▶ _Brief_:
Send back the records in full, character for character.

Dataset rows:
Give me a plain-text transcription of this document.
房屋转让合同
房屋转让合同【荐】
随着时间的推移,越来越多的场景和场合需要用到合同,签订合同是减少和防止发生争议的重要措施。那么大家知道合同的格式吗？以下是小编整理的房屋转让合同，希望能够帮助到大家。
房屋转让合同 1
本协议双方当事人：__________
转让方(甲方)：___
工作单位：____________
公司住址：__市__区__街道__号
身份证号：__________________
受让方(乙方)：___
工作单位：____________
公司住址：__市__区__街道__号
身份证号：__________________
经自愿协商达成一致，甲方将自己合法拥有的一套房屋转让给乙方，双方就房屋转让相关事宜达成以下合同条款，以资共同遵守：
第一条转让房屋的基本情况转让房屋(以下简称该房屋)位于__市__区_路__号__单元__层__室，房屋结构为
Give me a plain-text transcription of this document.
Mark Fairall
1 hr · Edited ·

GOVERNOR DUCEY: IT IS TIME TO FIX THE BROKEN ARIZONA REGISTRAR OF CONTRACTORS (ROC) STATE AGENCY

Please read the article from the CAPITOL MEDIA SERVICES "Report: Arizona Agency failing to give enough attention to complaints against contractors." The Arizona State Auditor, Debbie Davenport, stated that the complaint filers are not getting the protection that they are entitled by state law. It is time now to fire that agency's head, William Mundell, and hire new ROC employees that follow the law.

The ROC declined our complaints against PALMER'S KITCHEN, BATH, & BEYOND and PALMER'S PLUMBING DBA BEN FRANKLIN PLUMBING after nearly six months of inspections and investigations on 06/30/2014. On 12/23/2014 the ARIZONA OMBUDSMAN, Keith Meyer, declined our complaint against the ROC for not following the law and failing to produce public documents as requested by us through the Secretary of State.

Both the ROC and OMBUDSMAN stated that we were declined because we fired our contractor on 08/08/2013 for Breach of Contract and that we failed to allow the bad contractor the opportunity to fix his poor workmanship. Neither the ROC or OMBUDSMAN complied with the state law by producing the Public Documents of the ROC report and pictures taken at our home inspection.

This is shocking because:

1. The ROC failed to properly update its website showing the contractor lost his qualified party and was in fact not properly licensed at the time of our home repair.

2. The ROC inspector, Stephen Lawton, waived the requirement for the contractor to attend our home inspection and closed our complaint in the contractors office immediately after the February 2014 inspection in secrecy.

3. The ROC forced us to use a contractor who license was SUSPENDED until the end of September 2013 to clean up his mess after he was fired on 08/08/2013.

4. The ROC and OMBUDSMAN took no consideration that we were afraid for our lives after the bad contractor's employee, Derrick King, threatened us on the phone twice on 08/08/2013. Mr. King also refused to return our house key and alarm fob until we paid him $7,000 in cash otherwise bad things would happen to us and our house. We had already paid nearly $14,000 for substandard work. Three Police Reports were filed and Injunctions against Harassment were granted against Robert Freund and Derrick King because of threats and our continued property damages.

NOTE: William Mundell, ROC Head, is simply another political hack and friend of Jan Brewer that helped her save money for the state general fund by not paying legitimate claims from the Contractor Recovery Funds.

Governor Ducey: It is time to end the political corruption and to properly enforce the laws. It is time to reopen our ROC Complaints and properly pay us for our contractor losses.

▶ _Answer in full_:
Give me a plain-text transcription of this document.
房屋转让合同
房屋转让合同【荐】
随着时间的推移,越来越多的场景和场合需要用到合同,签订合同是减少和防止发生争议的重要措施。那么大家知道合同的格式吗？以下是小编整理的房屋转让合同，希望能够帮助到大家。
房屋转让合同 1
本协议双方当事人：__________
转让方(甲方)：___
工作单位：____________
公司住址：__市__区__街道__号
身份证号：__________________
受让方(乙方)：___
工作单位：____________
公司住址：__市__区__街道__号
身份证号：__________________
经自愿协商达成一致，甲方将自己合法拥有的一套房屋转让给乙方，双方就房屋转让相关事宜达成以下合同条款，以资共同遵守：
第一条转让房屋的基本情况转让房屋(以下简称该房屋)位于__市__区_路__号__单元__层__室，房屋结构为
Give me a plain-text transcription of this document.
Mark Fairall
1 hr · Edited ·

GOVERNOR DUCEY: IT IS TIME TO FIX THE BROKEN ARIZONA REGISTRAR OF CONTRACTORS (ROC) STATE AGENCY

Please read the article from the CAPITOL MEDIA SERVICES "Report: Arizona Agency failing to give enough attention to complaints against contractors." The Arizona State Auditor, Debbie Davenport, stated that the complaint filers are not getting the protection that they are entitled by state law. It is time now to fire that agency's head, William Mundell, and hire new ROC employees that follow the law.

The ROC declined our complaints against PALMER'S KITCHEN, BATH, & BEYOND and PALMER'S PLUMBING DBA BEN FRANKLIN PLUMBING after nearly six months of inspections and investigations on 06/30/2014. On 12/23/2014 the ARIZONA OMBUDSMAN, Keith Meyer, declined our complaint against the ROC for not following the law and failing to produce public documents as requested by us through the Secretary of State.

Both the ROC and OMBUDSMAN stated that we were declined because we fired our contractor on 08/08/2013 for Breach of Contract and that we failed to allow the bad contractor the opportunity to fix his poor workmanship. Neither the ROC or OMBUDSMAN complied with the state law by producing the Public Documents of the ROC report and pictures taken at our home inspection.

This is shocking because:

1. The ROC failed to properly update its website showing the contractor lost his qualified party and was in fact not properly licensed at the time of our home repair.

2. The ROC inspector, Stephen Lawton, waived the requirement for the contractor to attend our home inspection and closed our complaint in the contractors office immediately after the February 2014 inspection in secrecy.

3. The ROC forced us to use a contractor who license was SUSPENDED until the end of September 2013 to clean up his mess after he was fired on 08/08/2013.

4. The ROC and OMBUDSMAN took no consideration that we were afraid for our lives after the bad contractor's employee, Derrick King, threatened us on the phone twice on 08/08/2013. Mr. King also refused to return our house key and alarm fob until we paid him $7,000 in cash otherwise bad things would happen to us and our house. We had already paid nearly $14,000 for substandard work. Three Police Reports were filed and Injunctions against Harassment were granted against Robert Freund and Derrick King because of threats and our continued property damages.

NOTE: William Mundell, ROC Head, is simply another political hack and friend of Jan Brewer that helped her save money for the state general fund by not paying legitimate claims from the Contractor Recovery Funds.

Governor Ducey: It is time to end the political corruption and to properly enforce the laws. It is time to reopen our ROC Complaints and properly pay us for our contractor losses.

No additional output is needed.